[WHAT IS ASKED] Pull out every line in the data that has the string "Chinese" in it.
--- EXTRACTED INFORMATION ---
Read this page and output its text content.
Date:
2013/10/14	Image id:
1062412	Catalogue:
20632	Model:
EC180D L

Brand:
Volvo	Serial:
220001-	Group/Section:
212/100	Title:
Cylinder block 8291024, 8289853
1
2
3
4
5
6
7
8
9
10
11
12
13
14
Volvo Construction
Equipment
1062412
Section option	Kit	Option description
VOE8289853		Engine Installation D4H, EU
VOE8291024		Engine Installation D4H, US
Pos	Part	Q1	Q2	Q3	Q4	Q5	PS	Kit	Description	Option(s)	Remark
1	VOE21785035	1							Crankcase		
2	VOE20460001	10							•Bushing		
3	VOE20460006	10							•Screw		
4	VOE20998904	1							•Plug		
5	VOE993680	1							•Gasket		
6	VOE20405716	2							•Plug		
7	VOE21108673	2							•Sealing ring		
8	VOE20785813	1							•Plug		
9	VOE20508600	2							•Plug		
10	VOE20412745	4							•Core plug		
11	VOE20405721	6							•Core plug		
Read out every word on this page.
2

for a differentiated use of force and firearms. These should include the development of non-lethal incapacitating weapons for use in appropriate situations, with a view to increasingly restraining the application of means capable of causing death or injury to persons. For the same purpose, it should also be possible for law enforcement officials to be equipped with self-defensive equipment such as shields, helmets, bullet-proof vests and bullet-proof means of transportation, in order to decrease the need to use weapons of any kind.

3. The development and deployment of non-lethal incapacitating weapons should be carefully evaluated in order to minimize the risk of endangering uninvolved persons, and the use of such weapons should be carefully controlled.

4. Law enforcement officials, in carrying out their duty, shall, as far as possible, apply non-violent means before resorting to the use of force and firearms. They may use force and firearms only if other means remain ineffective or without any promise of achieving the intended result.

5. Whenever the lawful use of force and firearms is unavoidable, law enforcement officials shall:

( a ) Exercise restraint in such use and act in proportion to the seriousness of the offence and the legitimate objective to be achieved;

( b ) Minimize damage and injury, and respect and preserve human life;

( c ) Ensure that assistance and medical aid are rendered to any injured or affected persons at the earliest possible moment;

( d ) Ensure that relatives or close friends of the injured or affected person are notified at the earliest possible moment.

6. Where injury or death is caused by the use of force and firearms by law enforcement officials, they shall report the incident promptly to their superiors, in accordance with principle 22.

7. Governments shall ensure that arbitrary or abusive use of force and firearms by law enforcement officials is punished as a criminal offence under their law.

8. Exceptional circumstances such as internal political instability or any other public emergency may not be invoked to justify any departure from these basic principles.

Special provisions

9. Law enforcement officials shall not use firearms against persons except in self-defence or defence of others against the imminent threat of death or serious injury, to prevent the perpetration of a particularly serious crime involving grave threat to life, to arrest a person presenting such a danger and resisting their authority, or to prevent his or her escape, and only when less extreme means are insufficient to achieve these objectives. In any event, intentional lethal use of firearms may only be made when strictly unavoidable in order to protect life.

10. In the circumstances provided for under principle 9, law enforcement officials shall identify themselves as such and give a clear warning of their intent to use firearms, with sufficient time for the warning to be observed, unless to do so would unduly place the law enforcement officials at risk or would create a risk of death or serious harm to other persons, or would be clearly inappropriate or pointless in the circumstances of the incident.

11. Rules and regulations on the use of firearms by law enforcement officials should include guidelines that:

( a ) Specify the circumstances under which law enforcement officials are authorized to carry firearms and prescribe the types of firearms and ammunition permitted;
---
--- EXTRACTED INFORMATION ---
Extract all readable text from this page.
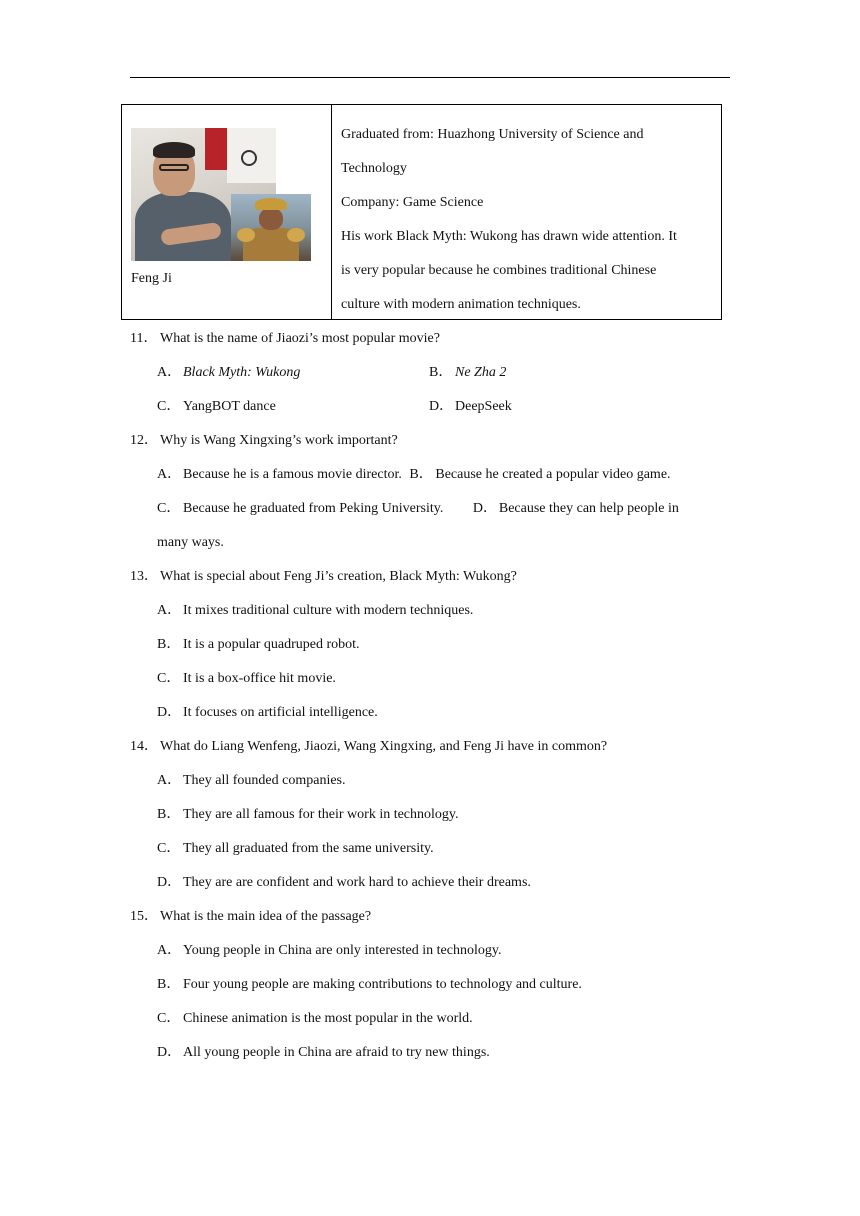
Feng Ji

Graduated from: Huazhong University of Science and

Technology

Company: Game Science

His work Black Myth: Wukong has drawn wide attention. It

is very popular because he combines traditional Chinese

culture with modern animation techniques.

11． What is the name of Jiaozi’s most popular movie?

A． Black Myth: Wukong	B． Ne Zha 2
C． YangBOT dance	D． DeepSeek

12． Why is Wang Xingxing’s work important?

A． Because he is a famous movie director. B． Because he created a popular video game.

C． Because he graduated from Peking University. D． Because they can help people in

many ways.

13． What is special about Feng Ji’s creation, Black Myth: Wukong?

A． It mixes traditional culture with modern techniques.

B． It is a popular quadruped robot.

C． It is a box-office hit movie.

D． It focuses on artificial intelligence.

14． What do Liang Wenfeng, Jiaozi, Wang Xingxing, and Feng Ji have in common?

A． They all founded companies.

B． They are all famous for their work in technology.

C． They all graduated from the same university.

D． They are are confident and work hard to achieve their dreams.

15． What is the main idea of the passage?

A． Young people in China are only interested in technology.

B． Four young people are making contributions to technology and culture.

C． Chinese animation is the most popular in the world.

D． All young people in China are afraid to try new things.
---
[EXERCISE RESPONSE]
is very popular because he combines traditional Chinese
C． Chinese animation is the most popular in the world.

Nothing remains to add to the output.